** start **
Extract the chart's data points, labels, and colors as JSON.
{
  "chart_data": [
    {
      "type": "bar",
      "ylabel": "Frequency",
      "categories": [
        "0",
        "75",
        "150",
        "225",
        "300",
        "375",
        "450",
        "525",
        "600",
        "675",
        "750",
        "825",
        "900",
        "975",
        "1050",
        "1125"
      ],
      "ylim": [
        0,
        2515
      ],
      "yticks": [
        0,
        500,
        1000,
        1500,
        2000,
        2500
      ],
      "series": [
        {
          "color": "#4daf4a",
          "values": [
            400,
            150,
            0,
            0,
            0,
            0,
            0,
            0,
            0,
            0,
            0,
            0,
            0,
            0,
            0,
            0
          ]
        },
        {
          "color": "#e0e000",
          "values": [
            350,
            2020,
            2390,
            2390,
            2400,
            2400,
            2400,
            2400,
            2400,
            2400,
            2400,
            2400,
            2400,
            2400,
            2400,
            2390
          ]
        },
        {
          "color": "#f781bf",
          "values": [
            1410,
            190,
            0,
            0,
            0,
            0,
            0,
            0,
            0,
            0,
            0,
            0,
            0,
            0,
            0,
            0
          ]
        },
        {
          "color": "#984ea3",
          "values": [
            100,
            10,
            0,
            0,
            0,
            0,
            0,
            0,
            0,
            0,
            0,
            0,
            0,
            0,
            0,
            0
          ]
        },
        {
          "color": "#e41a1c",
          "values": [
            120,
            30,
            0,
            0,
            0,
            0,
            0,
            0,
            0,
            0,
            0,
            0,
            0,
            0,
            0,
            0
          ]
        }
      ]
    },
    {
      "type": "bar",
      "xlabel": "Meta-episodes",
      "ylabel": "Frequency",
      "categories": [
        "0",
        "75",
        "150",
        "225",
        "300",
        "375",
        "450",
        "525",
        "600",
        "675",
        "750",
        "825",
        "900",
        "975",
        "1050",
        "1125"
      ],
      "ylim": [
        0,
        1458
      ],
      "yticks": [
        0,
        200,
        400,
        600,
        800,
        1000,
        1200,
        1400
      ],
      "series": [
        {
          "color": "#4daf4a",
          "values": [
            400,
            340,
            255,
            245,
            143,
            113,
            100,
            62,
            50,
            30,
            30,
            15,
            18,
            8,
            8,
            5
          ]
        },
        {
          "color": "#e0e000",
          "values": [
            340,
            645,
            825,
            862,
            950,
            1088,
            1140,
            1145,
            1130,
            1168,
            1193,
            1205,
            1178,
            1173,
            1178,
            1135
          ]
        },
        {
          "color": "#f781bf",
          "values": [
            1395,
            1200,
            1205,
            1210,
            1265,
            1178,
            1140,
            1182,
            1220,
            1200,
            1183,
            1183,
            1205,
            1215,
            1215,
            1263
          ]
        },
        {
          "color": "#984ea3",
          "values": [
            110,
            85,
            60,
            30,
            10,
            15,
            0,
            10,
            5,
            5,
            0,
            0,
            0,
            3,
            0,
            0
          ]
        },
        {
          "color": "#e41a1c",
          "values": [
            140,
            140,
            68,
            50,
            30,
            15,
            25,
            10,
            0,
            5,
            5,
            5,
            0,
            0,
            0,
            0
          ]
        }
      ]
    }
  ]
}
** end **
REQUEST >> Copy out all the entries shown above, character for character.

CORRECT RESPONSE >>
Extract the chart's data points, labels, and colors as JSON.
{
  "chart_data": [
    {
      "type": "bar",
      "ylabel": "Frequency",
      "categories": [
        "0",
        "75",
        "150",
        "225",
        "300",
        "375",
        "450",
        "525",
        "600",
        "675",
        "750",
        "825",
        "900",
        "975",
        "1050",
        "1125"
      ],
      "ylim": [
        0,
        2515
      ],
      "yticks": [
        0,
        500,
        1000,
        1500,
        2000,
        2500
      ],
      "series": [
        {
          "color": "#4daf4a",
          "values": [
            400,
            150,
            0,
            0,
            0,
            0,
            0,
            0,
            0,
            0,
            0,
            0,
            0,
            0,
            0,
            0
          ]
        },
        {
          "color": "#e0e000",
          "values": [
            350,
            2020,
            2390,
            2390,
            2400,
            2400,
            2400,
            2400,
            2400,
            2400,
            2400,
            2400,
            2400,
            2400,
            2400,
            2390
          ]
        },
        {
          "color": "#f781bf",
          "values": [
            1410,
            190,
            0,
            0,
            0,
            0,
            0,
            0,
            0,
            0,
            0,
            0,
            0,
            0,
            0,
            0
          ]
        },
        {
          "color": "#984ea3",
          "values": [
            100,
            10,
            0,
            0,
            0,
            0,
            0,
            0,
            0,
            0,
            0,
            0,
            0,
            0,
            0,
            0
          ]
        },
        {
          "color": "#e41a1c",
          "values": [
            120,
            30,
            0,
            0,
            0,
            0,
            0,
            0,
            0,
            0,
            0,
            0,
            0,
            0,
            0,
            0
          ]
        }
      ]
    },
    {
      "type": "bar",
      "xlabel": "Meta-episodes",
      "ylabel": "Frequency",
      "categories": [
        "0",
        "75",
        "150",
        "225",
        "300",
        "375",
        "450",
        "525",
        "600",
        "675",
        "750",
        "825",
        "900",
        "975",
        "1050",
        "1125"
      ],
      "ylim": [
        0,
        1458
      ],
      "yticks": [
        0,
        200,
        400,
        600,
        800,
        1000,
        1200,
        1400
      ],
      "series": [
        {
          "color": "#4daf4a",
          "values": [
            400,
            340,
            255,
            245,
            143,
            113,
            100,
            62,
            50,
            30,
            30,
            15,
            18,
            8,
            8,
            5
          ]
        },
        {
          "color": "#e0e000",
          "values": [
            340,
            645,
            825,
            862,
            950,
            1088,
            1140,
            1145,
            1130,
            1168,
            1193,
            1205,
            1178,
            1173,
            1178,
            1135
          ]
        },
        {
          "color": "#f781bf",
          "values": [
            1395,
            1200,
            1205,
            1210,
            1265,
            1178,
            1140,
            1182,
            1220,
            1200,
            1183,
            1183,
            1205,
            1215,
            1215,
            1263
          ]
        },
        {
          "color": "#984ea3",
          "values": [
            110,
            85,
            60,
            30,
            10,
            15,
            0,
            10,
            5,
            5,
            0,
            0,
            0,
            3,
            0,
            0
          ]
        },
        {
          "color": "#e41a1c",
          "values": [
            140,
            140,
            68,
            50,
            30,
            15,
            25,
            10,
            0,
            5,
            5,
            5,
            0,
            0,
            0,
            0
          ]
        }
      ]
    }
  ]
}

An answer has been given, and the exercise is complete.